━━ GIVEN DATA ━━

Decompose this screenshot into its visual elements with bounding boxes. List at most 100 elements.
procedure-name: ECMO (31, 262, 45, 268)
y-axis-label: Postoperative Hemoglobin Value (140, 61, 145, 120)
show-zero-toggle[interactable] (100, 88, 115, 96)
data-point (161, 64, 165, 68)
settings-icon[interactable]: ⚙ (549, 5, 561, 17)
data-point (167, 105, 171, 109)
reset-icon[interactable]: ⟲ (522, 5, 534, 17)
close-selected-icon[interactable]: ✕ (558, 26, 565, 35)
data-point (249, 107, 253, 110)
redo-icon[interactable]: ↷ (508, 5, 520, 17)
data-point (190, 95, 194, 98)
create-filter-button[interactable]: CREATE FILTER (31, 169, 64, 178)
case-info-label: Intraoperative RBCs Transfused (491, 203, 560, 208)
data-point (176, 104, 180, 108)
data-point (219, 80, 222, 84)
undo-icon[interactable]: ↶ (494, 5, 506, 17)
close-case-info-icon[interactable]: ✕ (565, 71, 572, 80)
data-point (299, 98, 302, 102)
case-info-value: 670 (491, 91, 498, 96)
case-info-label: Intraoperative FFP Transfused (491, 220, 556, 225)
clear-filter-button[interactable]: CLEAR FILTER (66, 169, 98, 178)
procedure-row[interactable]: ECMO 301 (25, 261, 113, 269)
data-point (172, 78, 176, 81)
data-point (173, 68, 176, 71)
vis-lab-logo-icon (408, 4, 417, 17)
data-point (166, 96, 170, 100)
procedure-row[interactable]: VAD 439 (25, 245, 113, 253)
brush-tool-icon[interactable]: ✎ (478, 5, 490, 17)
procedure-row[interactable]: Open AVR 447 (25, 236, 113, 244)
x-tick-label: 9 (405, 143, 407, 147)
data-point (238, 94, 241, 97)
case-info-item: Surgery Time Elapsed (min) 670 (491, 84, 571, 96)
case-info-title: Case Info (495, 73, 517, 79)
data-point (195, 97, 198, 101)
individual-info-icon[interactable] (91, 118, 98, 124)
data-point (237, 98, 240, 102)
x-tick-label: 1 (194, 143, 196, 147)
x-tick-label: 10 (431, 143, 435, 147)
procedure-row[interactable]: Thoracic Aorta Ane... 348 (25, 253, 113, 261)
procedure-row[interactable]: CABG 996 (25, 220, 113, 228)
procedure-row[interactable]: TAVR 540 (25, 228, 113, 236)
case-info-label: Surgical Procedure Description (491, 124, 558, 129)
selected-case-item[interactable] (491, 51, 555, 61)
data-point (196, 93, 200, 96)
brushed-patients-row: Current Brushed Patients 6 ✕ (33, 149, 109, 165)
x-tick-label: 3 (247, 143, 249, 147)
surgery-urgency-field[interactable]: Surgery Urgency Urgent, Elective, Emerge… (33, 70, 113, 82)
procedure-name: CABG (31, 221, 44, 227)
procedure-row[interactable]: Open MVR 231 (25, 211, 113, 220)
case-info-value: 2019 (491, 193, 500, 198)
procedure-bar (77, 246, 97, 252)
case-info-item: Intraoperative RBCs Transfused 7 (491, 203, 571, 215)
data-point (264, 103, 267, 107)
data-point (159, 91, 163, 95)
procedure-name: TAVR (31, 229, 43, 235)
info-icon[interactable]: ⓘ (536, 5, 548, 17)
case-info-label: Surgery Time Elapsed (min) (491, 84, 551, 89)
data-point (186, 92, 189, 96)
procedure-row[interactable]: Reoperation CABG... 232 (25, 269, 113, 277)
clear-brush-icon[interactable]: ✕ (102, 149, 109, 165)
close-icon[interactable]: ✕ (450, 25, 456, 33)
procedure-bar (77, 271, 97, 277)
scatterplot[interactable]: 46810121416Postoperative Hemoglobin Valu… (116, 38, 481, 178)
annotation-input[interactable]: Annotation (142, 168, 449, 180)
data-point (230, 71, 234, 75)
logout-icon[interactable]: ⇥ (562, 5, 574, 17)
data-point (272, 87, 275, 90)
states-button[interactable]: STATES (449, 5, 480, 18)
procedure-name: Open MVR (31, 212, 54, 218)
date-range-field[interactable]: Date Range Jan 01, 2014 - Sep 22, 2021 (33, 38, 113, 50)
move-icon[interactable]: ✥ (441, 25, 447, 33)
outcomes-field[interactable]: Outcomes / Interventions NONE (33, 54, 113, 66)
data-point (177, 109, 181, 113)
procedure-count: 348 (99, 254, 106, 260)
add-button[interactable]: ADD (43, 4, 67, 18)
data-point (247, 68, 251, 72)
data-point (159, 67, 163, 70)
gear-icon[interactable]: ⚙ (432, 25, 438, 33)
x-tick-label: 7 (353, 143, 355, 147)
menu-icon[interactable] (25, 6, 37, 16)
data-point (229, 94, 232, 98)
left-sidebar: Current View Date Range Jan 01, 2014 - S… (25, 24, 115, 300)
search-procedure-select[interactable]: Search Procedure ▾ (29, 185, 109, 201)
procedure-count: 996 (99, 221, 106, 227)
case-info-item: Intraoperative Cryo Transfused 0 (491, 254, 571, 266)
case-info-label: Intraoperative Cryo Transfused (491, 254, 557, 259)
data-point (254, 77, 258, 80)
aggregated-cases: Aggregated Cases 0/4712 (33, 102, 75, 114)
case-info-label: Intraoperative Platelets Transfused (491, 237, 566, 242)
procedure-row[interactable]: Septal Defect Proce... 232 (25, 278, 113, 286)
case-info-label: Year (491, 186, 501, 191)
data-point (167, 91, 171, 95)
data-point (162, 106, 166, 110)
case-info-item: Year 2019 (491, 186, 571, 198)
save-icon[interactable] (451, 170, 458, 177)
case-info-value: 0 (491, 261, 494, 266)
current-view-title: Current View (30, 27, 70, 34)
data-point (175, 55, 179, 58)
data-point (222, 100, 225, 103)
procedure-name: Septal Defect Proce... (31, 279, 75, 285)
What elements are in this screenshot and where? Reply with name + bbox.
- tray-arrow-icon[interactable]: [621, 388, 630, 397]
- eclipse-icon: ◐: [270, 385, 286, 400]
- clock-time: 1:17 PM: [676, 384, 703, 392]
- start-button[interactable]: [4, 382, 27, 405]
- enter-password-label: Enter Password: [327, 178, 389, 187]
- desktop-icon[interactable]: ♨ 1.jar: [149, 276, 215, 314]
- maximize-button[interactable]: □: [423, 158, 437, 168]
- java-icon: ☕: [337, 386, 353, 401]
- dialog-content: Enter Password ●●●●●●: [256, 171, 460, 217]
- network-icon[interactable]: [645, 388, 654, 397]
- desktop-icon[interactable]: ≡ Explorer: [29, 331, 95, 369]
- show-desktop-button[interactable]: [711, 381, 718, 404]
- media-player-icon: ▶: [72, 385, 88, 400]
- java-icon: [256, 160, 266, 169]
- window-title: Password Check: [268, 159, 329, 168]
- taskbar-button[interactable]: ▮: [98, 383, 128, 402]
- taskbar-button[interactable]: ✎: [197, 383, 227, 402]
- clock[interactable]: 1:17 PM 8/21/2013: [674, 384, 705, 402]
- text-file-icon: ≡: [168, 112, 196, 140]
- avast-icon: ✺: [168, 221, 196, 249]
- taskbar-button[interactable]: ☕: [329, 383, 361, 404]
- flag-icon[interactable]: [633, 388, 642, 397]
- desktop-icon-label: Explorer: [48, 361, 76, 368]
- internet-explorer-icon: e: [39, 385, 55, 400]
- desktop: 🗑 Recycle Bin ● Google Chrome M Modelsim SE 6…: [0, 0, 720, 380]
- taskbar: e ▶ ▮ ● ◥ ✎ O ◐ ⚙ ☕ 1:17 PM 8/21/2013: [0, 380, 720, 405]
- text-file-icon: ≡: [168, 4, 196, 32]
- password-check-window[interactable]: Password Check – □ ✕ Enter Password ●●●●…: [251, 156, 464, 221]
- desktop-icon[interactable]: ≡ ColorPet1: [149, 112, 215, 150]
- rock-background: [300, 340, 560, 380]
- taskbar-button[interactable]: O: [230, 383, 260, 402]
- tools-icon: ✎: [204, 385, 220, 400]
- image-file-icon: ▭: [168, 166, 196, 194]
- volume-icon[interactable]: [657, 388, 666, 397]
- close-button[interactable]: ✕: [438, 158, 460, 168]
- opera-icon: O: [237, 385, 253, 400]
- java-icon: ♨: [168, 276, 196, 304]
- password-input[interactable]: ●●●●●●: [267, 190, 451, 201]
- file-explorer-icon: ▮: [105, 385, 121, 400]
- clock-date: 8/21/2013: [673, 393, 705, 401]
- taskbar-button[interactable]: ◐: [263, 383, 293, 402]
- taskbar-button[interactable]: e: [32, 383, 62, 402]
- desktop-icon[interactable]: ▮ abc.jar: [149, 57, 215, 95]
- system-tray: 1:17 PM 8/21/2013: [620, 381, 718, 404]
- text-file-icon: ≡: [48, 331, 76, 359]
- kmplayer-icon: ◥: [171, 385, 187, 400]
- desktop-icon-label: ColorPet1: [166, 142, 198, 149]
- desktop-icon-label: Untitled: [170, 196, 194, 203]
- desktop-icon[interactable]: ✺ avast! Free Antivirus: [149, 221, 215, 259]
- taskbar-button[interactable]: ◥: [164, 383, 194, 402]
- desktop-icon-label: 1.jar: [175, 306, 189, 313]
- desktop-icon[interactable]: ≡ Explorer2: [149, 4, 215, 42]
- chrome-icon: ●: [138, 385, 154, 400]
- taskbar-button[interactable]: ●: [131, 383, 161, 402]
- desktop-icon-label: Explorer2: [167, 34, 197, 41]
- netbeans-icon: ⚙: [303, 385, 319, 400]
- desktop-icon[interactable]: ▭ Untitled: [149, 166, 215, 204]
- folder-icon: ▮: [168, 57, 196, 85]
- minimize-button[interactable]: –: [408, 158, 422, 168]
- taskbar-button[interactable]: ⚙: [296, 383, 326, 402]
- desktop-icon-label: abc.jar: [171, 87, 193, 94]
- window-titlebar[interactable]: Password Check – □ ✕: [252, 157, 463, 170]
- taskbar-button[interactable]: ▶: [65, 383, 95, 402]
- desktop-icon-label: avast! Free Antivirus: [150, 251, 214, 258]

━━━

_WHAT YOU ARE ASKED TO DO_: Extract every line containing the string "count" from the data above.

_RESULT FOR THIS TASK_:
procedure-count: 348 (99, 254, 106, 260)
procedure-count: 996 (99, 221, 106, 227)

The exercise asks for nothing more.